> [TASK DETAILS]
Copy out each line containing "yòng" from the entries below.

++++

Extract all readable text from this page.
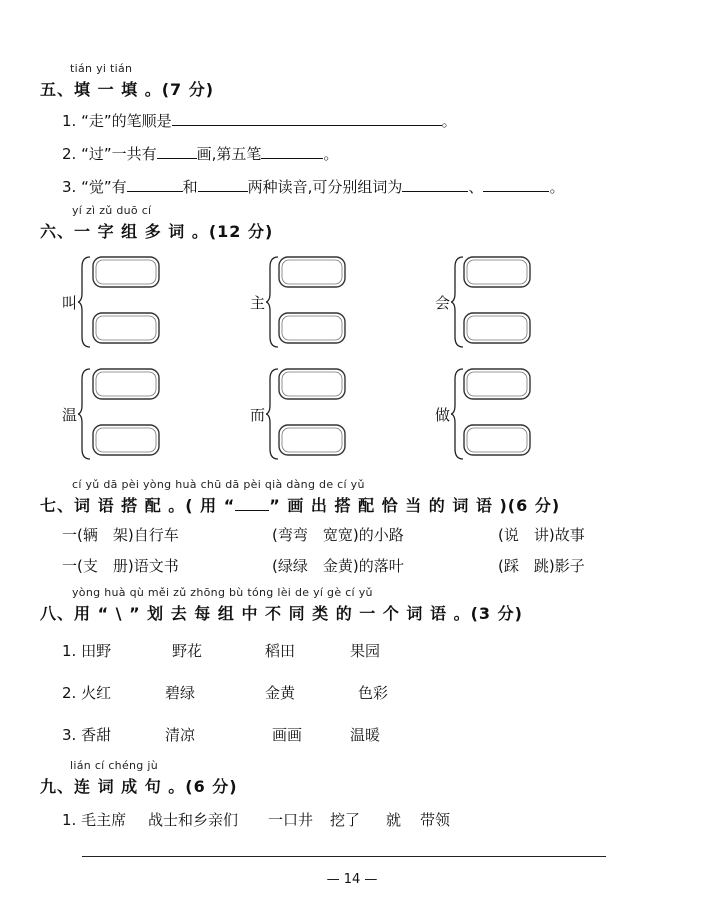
tián yi tián
五、填 一 填 。(7 分)
1. “走”的笔顺是	。
2. “过”一共有	画,第五笔	。
3. “觉”有	和	两种读音,可分别组词为	、	。
yí zì zǔ duō cí
六、一 字 组 多 词 。(12 分)
叫	主	会
温	而	做
cí yǔ dā pèi yòng huà chū dā pèi qià dàng de cí yǔ
七、词 语 搭 配 。( 用 “ ” 画 出 搭 配 恰 当 的 词 语 )(6 分)
一(辆　架)自行车	(弯弯　宽宽)的小路	(说　讲)故事
一(支　册)语文书	(绿绿　金黄)的落叶	(踩　跳)影子
yòng huà qù měi zǔ zhōng bù tóng lèi de yí gè cí yǔ
八、用 “ \ ” 划 去 每 组 中 不 同 类 的 一 个 词 语 。(3 分)
1. 田野	野花	稻田	果园
2. 火红	碧绿	金黄	色彩
3. 香甜	清凉	画画	温暖
lián cí chéng jù
九、连 词 成 句 。(6 分)
1. 毛主席 战士和乡亲们 一口井 挖了 就 带领
— 14 —
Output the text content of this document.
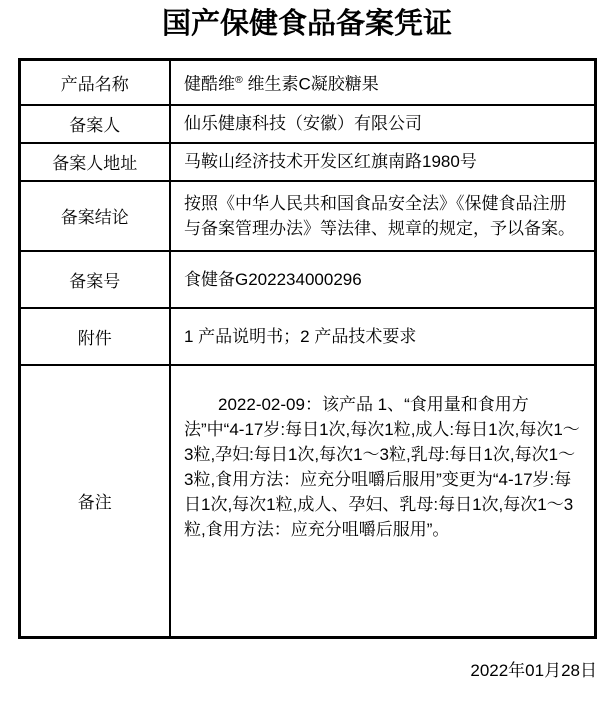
国产保健食品备案凭证
产品名称	健酷维® 维生素C凝胶糖果
备案人	仙乐健康科技（安徽）有限公司
备案人地址	马鞍山经济技术开发区红旗南路1980号
备案结论	按照《中华人民共和国食品安全法》《保健食品注册与备案管理办法》等法律、规章的规定，予以备案。
备案号	食健备G202234000296
附件	1 产品说明书；2 产品技术要求
备注	　　2022-02-09：该产品 1、“食用量和食用方法”中“4-17岁:每日1次,每次1粒,成人:每日1次,每次1～3粒,孕妇:每日1次,每次1～3粒,乳母:每日1次,每次1～3粒,食用方法：应充分咀嚼后服用”变更为“4-17岁:每日1次,每次1粒,成人、孕妇、乳母:每日1次,每次1～3粒,食用方法：应充分咀嚼后服用”。
2022年01月28日
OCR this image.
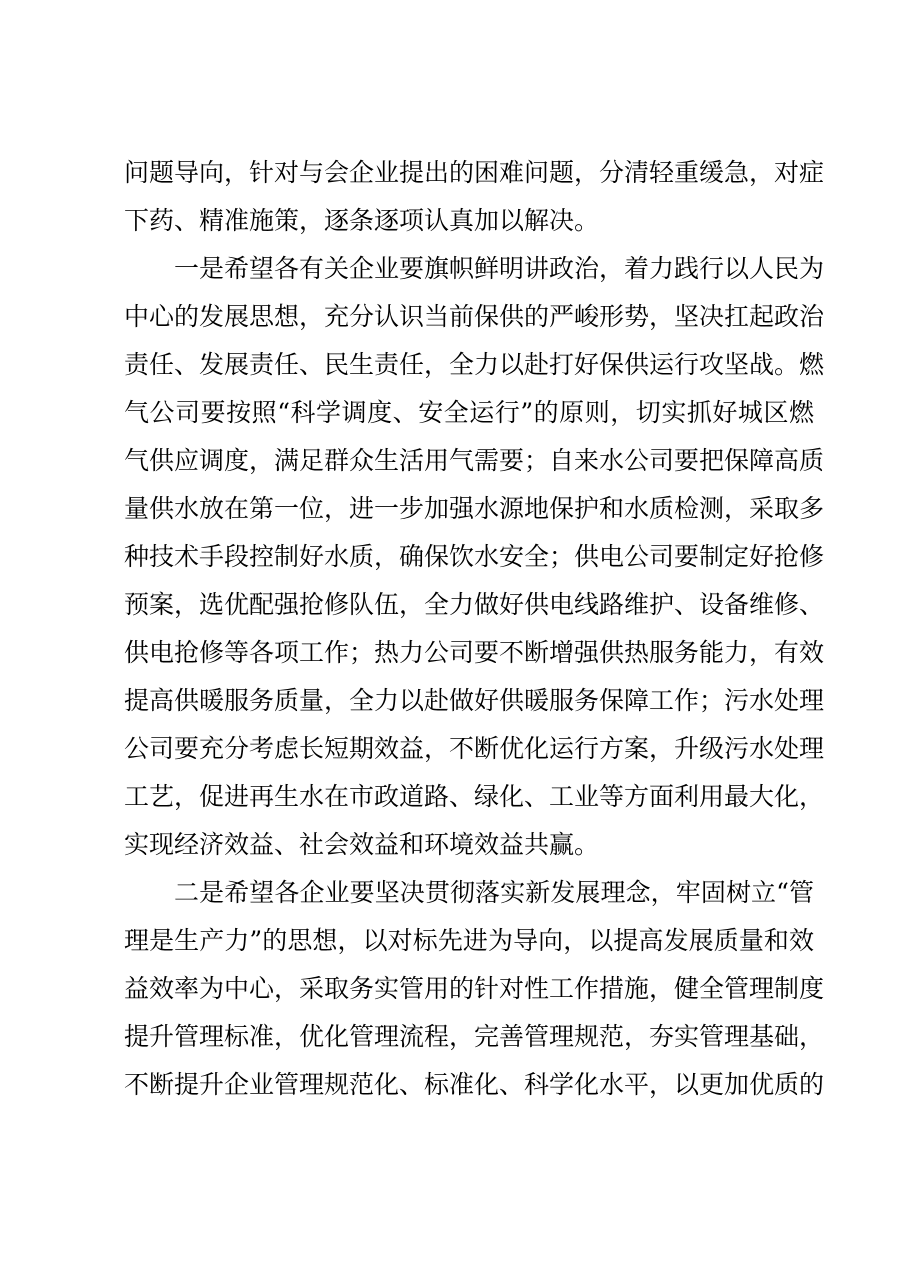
问题导向，针对与会企业提出的困难问题，分清轻重缓急，对症
下药、精准施策，逐条逐项认真加以解决。
一是希望各有关企业要旗帜鲜明讲政治，着力践行以人民为
中心的发展思想，充分认识当前保供的严峻形势，坚决扛起政治
责任、发展责任、民生责任，全力以赴打好保供运行攻坚战。燃
气公司要按照“科学调度、安全运行”的原则，切实抓好城区燃
气供应调度，满足群众生活用气需要；自来水公司要把保障高质
量供水放在第一位，进一步加强水源地保护和水质检测，采取多
种技术手段控制好水质，确保饮水安全；供电公司要制定好抢修
预案，选优配强抢修队伍，全力做好供电线路维护、设备维修、
供电抢修等各项工作；热力公司要不断增强供热服务能力，有效
提高供暖服务质量，全力以赴做好供暖服务保障工作；污水处理
公司要充分考虑长短期效益，不断优化运行方案，升级污水处理
工艺，促进再生水在市政道路、绿化、工业等方面利用最大化，
实现经济效益、社会效益和环境效益共赢。
二是希望各企业要坚决贯彻落实新发展理念，牢固树立“管
理是生产力”的思想，以对标先进为导向，以提高发展质量和效
益效率为中心，采取务实管用的针对性工作措施，健全管理制度
提升管理标准，优化管理流程，完善管理规范，夯实管理基础，
不断提升企业管理规范化、标准化、科学化水平，以更加优质的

++++

> [TASK OUTPUT]
cí yǔ dā pèi yòng huà chū dā pèi qià dàng de cí yǔ
yòng huà qù měi zǔ zhōng bù tóng lèi de yí gè cí yǔ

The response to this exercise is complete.